# Record excerpts
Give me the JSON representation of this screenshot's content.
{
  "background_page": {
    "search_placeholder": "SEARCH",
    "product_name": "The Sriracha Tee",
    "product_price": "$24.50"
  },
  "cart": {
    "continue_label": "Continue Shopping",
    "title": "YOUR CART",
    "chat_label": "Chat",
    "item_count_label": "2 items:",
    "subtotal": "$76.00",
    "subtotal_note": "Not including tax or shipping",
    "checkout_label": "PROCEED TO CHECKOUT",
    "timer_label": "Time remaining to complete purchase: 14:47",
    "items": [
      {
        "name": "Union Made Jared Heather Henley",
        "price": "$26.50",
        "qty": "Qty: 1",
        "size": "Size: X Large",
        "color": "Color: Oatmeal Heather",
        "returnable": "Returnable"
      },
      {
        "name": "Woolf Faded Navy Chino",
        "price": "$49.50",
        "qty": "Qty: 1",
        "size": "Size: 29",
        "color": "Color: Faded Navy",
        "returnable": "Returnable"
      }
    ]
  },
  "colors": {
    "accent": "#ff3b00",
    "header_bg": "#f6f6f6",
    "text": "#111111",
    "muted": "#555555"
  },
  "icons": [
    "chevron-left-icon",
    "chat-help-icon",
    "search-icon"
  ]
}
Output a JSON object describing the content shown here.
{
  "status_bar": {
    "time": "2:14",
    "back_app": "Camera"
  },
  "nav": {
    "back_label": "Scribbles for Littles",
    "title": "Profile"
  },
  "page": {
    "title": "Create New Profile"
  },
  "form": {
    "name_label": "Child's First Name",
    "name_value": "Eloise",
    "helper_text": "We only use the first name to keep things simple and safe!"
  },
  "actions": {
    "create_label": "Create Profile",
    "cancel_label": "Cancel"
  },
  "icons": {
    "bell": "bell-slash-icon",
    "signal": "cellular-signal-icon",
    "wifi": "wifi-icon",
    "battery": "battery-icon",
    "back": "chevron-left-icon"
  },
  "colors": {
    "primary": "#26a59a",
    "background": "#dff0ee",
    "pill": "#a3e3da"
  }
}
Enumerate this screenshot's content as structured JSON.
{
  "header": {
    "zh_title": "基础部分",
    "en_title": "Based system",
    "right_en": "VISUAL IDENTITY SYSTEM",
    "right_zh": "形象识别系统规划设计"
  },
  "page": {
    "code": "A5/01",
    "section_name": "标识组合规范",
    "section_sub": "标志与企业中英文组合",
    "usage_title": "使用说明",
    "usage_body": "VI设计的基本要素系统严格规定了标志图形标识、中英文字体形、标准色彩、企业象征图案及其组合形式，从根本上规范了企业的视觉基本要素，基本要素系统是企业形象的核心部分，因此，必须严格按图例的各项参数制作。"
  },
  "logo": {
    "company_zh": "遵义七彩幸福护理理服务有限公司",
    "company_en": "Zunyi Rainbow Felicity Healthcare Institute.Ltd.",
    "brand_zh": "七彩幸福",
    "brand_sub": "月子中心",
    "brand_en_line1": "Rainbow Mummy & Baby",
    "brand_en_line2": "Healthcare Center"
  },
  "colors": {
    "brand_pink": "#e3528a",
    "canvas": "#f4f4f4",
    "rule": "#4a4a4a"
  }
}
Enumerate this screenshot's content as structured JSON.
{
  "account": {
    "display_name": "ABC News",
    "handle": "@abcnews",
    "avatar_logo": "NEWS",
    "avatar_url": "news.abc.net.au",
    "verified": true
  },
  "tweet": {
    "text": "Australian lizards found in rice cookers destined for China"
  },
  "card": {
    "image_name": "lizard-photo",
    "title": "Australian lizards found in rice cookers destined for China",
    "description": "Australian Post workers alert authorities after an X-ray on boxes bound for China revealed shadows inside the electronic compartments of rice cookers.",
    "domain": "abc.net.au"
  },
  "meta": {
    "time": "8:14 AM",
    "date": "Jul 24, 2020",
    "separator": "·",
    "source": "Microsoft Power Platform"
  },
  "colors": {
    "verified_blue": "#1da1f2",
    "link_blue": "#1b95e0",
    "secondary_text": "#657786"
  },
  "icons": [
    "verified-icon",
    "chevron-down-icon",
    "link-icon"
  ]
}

# What is asked
Output the complete data exactly as written.

# Problem solution
Give me the JSON representation of this screenshot's content.
{
  "background_page": {
    "search_placeholder": "SEARCH",
    "product_name": "The Sriracha Tee",
    "product_price": "$24.50"
  },
  "cart": {
    "continue_label": "Continue Shopping",
    "title": "YOUR CART",
    "chat_label": "Chat",
    "item_count_label": "2 items:",
    "subtotal": "$76.00",
    "subtotal_note": "Not including tax or shipping",
    "checkout_label": "PROCEED TO CHECKOUT",
    "timer_label": "Time remaining to complete purchase: 14:47",
    "items": [
      {
        "name": "Union Made Jared Heather Henley",
        "price": "$26.50",
        "qty": "Qty: 1",
        "size": "Size: X Large",
        "color": "Color: Oatmeal Heather",
        "returnable": "Returnable"
      },
      {
        "name": "Woolf Faded Navy Chino",
        "price": "$49.50",
        "qty": "Qty: 1",
        "size": "Size: 29",
        "color": "Color: Faded Navy",
        "returnable": "Returnable"
      }
    ]
  },
  "colors": {
    "accent": "#ff3b00",
    "header_bg": "#f6f6f6",
    "text": "#111111",
    "muted": "#555555"
  },
  "icons": [
    "chevron-left-icon",
    "chat-help-icon",
    "search-icon"
  ]
}
Output a JSON object describing the content shown here.
{
  "status_bar": {
    "time": "2:14",
    "back_app": "Camera"
  },
  "nav": {
    "back_label": "Scribbles for Littles",
    "title": "Profile"
  },
  "page": {
    "title": "Create New Profile"
  },
  "form": {
    "name_label": "Child's First Name",
    "name_value": "Eloise",
    "helper_text": "We only use the first name to keep things simple and safe!"
  },
  "actions": {
    "create_label": "Create Profile",
    "cancel_label": "Cancel"
  },
  "icons": {
    "bell": "bell-slash-icon",
    "signal": "cellular-signal-icon",
    "wifi": "wifi-icon",
    "battery": "battery-icon",
    "back": "chevron-left-icon"
  },
  "colors": {
    "primary": "#26a59a",
    "background": "#dff0ee",
    "pill": "#a3e3da"
  }
}
Enumerate this screenshot's content as structured JSON.
{
  "header": {
    "zh_title": "基础部分",
    "en_title": "Based system",
    "right_en": "VISUAL IDENTITY SYSTEM",
    "right_zh": "形象识别系统规划设计"
  },
  "page": {
    "code": "A5/01",
    "section_name": "标识组合规范",
    "section_sub": "标志与企业中英文组合",
    "usage_title": "使用说明",
    "usage_body": "VI设计的基本要素系统严格规定了标志图形标识、中英文字体形、标准色彩、企业象征图案及其组合形式，从根本上规范了企业的视觉基本要素，基本要素系统是企业形象的核心部分，因此，必须严格按图例的各项参数制作。"
  },
  "logo": {
    "company_zh": "遵义七彩幸福护理理服务有限公司",
    "company_en": "Zunyi Rainbow Felicity Healthcare Institute.Ltd.",
    "brand_zh": "七彩幸福",
    "brand_sub": "月子中心",
    "brand_en_line1": "Rainbow Mummy & Baby",
    "brand_en_line2": "Healthcare Center"
  },
  "colors": {
    "brand_pink": "#e3528a",
    "canvas": "#f4f4f4",
    "rule": "#4a4a4a"
  }
}
Enumerate this screenshot's content as structured JSON.
{
  "account": {
    "display_name": "ABC News",
    "handle": "@abcnews",
    "avatar_logo": "NEWS",
    "avatar_url": "news.abc.net.au",
    "verified": true
  },
  "tweet": {
    "text": "Australian lizards found in rice cookers destined for China"
  },
  "card": {
    "image_name": "lizard-photo",
    "title": "Australian lizards found in rice cookers destined for China",
    "description": "Australian Post workers alert authorities after an X-ray on boxes bound for China revealed shadows inside the electronic compartments of rice cookers.",
    "domain": "abc.net.au"
  },
  "meta": {
    "time": "8:14 AM",
    "date": "Jul 24, 2020",
    "separator": "·",
    "source": "Microsoft Power Platform"
  },
  "colors": {
    "verified_blue": "#1da1f2",
    "link_blue": "#1b95e0",
    "secondary_text": "#657786"
  },
  "icons": [
    "verified-icon",
    "chevron-down-icon",
    "link-icon"
  ]
}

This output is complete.